:: Information provided ::
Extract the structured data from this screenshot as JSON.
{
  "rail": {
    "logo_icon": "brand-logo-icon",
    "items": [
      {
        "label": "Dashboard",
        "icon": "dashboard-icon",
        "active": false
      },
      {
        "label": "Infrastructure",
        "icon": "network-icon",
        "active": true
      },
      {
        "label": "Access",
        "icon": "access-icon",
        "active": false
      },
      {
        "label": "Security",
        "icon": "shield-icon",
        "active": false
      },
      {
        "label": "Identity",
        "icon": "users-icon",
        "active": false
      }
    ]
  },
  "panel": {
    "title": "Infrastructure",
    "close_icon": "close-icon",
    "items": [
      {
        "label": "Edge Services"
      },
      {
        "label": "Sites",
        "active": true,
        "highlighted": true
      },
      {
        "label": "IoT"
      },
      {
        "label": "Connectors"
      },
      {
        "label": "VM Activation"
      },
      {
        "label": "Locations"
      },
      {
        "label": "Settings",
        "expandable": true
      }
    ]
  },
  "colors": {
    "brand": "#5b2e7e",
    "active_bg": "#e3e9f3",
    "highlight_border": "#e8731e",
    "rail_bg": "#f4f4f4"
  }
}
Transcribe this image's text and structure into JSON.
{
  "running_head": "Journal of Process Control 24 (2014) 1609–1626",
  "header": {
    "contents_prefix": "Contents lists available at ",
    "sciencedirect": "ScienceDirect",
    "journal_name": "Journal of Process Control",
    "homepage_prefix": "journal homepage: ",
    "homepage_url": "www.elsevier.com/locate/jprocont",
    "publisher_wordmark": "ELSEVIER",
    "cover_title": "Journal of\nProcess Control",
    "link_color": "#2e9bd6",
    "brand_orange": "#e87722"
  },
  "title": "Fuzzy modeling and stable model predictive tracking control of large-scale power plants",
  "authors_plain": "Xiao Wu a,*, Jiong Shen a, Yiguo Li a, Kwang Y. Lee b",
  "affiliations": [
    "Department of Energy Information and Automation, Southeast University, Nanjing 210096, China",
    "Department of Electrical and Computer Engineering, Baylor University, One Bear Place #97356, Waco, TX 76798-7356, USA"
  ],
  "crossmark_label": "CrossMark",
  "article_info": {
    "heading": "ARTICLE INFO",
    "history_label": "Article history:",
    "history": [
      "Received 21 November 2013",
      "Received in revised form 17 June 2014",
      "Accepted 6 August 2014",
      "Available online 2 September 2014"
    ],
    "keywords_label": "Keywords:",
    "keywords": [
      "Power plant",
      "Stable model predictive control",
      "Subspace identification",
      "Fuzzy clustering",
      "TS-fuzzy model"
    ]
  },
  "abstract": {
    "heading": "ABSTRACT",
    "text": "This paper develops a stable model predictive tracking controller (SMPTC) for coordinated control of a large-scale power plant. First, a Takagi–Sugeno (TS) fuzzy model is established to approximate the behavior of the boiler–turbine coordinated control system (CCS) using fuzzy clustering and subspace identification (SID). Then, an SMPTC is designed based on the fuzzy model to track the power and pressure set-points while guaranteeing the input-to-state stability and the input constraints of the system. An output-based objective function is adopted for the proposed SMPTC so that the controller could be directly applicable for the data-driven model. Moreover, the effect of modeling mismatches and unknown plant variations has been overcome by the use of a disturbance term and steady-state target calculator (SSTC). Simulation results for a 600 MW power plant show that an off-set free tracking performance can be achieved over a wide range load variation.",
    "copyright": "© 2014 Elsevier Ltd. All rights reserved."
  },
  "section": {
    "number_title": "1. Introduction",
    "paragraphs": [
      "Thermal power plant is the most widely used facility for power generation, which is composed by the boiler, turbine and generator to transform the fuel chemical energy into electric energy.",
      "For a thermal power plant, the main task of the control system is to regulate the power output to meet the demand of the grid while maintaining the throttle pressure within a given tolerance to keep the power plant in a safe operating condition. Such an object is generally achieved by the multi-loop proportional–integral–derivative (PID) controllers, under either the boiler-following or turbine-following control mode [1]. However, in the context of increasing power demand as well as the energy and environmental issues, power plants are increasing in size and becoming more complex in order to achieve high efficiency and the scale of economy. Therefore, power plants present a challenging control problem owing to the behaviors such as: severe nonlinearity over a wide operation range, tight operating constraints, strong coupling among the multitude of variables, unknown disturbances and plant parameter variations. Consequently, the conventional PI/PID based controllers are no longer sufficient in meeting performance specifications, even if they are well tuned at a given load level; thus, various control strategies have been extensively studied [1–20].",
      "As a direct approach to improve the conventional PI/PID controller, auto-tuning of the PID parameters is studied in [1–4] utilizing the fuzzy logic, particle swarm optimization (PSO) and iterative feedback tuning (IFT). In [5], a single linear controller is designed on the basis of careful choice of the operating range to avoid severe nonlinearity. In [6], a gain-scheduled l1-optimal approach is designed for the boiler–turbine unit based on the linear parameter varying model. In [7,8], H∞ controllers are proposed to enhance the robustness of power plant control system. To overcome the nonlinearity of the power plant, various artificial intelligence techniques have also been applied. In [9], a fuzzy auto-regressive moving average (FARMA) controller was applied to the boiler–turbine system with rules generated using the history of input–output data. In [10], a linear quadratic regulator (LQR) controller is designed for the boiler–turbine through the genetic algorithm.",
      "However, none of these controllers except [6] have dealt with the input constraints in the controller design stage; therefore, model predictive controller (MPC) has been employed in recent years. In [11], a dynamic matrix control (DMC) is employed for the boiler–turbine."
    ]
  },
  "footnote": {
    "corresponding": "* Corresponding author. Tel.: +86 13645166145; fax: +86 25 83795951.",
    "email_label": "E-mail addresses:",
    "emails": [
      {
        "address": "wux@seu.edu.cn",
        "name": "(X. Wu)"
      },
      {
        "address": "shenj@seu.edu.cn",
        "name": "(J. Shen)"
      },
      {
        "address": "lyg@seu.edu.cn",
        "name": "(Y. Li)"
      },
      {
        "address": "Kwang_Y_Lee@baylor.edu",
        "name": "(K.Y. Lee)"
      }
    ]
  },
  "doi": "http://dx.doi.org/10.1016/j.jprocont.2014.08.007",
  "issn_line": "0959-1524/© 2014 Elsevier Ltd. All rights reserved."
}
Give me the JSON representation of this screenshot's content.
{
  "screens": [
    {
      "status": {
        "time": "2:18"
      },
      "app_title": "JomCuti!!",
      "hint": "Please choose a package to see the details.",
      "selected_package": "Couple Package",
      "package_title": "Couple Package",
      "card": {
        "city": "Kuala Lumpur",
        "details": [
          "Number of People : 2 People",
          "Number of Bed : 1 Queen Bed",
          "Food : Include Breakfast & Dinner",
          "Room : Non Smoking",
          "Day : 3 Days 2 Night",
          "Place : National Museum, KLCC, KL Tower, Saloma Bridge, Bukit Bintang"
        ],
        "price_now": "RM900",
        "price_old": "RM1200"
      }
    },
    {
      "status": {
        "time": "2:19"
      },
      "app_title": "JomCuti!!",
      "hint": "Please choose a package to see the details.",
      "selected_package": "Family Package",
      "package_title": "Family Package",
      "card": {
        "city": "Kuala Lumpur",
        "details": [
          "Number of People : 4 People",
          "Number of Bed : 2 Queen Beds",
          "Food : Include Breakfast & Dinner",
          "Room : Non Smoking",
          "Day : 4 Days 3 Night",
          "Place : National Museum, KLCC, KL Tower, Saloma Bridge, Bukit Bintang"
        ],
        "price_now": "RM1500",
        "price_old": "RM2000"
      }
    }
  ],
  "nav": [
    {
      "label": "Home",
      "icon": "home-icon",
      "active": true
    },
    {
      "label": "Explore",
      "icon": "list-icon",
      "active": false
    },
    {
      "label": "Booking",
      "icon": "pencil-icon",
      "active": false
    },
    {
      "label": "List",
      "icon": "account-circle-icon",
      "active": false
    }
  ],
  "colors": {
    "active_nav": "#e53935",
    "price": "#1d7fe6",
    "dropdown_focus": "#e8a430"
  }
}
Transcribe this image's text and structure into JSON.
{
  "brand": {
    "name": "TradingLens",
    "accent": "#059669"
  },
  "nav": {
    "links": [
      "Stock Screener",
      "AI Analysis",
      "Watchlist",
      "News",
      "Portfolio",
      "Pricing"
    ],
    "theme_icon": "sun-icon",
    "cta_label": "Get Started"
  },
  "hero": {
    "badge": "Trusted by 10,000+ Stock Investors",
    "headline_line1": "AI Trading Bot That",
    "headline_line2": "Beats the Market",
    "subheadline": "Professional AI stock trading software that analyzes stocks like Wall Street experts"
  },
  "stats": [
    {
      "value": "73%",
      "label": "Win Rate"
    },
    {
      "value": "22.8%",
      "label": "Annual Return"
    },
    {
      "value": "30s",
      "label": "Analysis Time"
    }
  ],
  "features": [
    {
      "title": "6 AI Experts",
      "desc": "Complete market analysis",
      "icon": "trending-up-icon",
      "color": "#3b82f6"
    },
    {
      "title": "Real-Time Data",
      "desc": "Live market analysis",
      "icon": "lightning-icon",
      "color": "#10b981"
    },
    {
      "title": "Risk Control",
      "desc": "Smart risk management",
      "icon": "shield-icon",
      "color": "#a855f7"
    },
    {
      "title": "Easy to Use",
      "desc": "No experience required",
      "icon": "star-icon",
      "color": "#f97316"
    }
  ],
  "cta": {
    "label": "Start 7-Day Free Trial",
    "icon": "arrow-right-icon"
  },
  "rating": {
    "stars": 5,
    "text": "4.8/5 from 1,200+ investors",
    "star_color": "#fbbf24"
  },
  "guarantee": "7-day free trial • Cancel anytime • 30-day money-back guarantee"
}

:: Your objective ::
Tally the lines in the listing that hold "Department" and report the number alone.

:: Task answer ::
2